__Work required__
Reproduce the entries in full, with no changes.

--- Begin Entries provided ---

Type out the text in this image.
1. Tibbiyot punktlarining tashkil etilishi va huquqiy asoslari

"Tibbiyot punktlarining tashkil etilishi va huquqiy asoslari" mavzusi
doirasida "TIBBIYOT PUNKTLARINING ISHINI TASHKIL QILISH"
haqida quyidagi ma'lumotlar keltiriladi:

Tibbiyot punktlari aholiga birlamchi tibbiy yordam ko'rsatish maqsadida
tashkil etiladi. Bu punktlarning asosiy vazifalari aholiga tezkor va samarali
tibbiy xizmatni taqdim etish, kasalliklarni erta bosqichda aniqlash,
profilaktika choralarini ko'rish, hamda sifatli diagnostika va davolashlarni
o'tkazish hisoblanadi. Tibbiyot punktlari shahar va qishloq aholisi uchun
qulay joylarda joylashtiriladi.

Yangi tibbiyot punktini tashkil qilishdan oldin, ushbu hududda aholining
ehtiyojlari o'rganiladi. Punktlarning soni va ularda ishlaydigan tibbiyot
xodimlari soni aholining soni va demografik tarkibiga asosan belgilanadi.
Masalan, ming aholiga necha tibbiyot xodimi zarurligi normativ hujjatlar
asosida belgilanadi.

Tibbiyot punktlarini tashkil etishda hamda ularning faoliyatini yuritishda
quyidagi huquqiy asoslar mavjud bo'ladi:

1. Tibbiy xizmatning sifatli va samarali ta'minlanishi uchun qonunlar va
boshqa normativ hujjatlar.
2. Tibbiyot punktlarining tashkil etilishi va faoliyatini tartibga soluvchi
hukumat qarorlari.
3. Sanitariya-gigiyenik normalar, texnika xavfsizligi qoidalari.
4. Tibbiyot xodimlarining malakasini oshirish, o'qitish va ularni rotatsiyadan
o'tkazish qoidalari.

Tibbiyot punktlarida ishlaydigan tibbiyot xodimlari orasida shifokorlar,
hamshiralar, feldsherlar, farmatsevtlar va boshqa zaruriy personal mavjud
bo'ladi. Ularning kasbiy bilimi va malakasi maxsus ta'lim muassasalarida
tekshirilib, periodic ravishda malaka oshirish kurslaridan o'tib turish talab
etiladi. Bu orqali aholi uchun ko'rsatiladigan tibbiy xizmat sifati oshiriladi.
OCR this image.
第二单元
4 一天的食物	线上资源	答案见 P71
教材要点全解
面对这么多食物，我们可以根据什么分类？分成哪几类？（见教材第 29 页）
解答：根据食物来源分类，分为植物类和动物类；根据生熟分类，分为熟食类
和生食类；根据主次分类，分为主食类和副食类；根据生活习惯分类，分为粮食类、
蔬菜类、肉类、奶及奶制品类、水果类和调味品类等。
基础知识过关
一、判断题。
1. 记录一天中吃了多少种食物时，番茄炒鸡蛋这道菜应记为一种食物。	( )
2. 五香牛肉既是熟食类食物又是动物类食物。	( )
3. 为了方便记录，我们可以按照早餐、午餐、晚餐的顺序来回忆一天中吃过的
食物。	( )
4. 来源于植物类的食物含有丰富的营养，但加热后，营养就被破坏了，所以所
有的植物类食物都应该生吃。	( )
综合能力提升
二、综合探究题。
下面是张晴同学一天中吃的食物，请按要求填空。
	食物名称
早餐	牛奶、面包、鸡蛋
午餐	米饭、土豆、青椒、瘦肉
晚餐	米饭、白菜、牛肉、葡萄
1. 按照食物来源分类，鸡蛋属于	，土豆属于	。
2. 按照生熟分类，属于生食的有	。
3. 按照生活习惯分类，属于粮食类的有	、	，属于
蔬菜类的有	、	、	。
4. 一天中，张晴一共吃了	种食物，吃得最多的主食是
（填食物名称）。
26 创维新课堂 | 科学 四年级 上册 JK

--- End Entries provided ---

__Complete response__
Type out the text in this image.
1. Tibbiyot punktlarining tashkil etilishi va huquqiy asoslari

"Tibbiyot punktlarining tashkil etilishi va huquqiy asoslari" mavzusi
doirasida "TIBBIYOT PUNKTLARINING ISHINI TASHKIL QILISH"
haqida quyidagi ma'lumotlar keltiriladi:

Tibbiyot punktlari aholiga birlamchi tibbiy yordam ko'rsatish maqsadida
tashkil etiladi. Bu punktlarning asosiy vazifalari aholiga tezkor va samarali
tibbiy xizmatni taqdim etish, kasalliklarni erta bosqichda aniqlash,
profilaktika choralarini ko'rish, hamda sifatli diagnostika va davolashlarni
o'tkazish hisoblanadi. Tibbiyot punktlari shahar va qishloq aholisi uchun
qulay joylarda joylashtiriladi.

Yangi tibbiyot punktini tashkil qilishdan oldin, ushbu hududda aholining
ehtiyojlari o'rganiladi. Punktlarning soni va ularda ishlaydigan tibbiyot
xodimlari soni aholining soni va demografik tarkibiga asosan belgilanadi.
Masalan, ming aholiga necha tibbiyot xodimi zarurligi normativ hujjatlar
asosida belgilanadi.

Tibbiyot punktlarini tashkil etishda hamda ularning faoliyatini yuritishda
quyidagi huquqiy asoslar mavjud bo'ladi:

1. Tibbiy xizmatning sifatli va samarali ta'minlanishi uchun qonunlar va
boshqa normativ hujjatlar.
2. Tibbiyot punktlarining tashkil etilishi va faoliyatini tartibga soluvchi
hukumat qarorlari.
3. Sanitariya-gigiyenik normalar, texnika xavfsizligi qoidalari.
4. Tibbiyot xodimlarining malakasini oshirish, o'qitish va ularni rotatsiyadan
o'tkazish qoidalari.

Tibbiyot punktlarida ishlaydigan tibbiyot xodimlari orasida shifokorlar,
hamshiralar, feldsherlar, farmatsevtlar va boshqa zaruriy personal mavjud
bo'ladi. Ularning kasbiy bilimi va malakasi maxsus ta'lim muassasalarida
tekshirilib, periodic ravishda malaka oshirish kurslaridan o'tib turish talab
etiladi. Bu orqali aholi uchun ko'rsatiladigan tibbiy xizmat sifati oshiriladi.
OCR this image.
第二单元
4 一天的食物	线上资源	答案见 P71
教材要点全解
面对这么多食物，我们可以根据什么分类？分成哪几类？（见教材第 29 页）
解答：根据食物来源分类，分为植物类和动物类；根据生熟分类，分为熟食类
和生食类；根据主次分类，分为主食类和副食类；根据生活习惯分类，分为粮食类、
蔬菜类、肉类、奶及奶制品类、水果类和调味品类等。
基础知识过关
一、判断题。
1. 记录一天中吃了多少种食物时，番茄炒鸡蛋这道菜应记为一种食物。	( )
2. 五香牛肉既是熟食类食物又是动物类食物。	( )
3. 为了方便记录，我们可以按照早餐、午餐、晚餐的顺序来回忆一天中吃过的
食物。	( )
4. 来源于植物类的食物含有丰富的营养，但加热后，营养就被破坏了，所以所
有的植物类食物都应该生吃。	( )
综合能力提升
二、综合探究题。
下面是张晴同学一天中吃的食物，请按要求填空。
	食物名称
早餐	牛奶、面包、鸡蛋
午餐	米饭、土豆、青椒、瘦肉
晚餐	米饭、白菜、牛肉、葡萄
1. 按照食物来源分类，鸡蛋属于	，土豆属于	。
2. 按照生熟分类，属于生食的有	。
3. 按照生活习惯分类，属于粮食类的有	、	，属于
蔬菜类的有	、	、	。
4. 一天中，张晴一共吃了	种食物，吃得最多的主食是
（填食物名称）。
26 创维新课堂 | 科学 四年级 上册 JK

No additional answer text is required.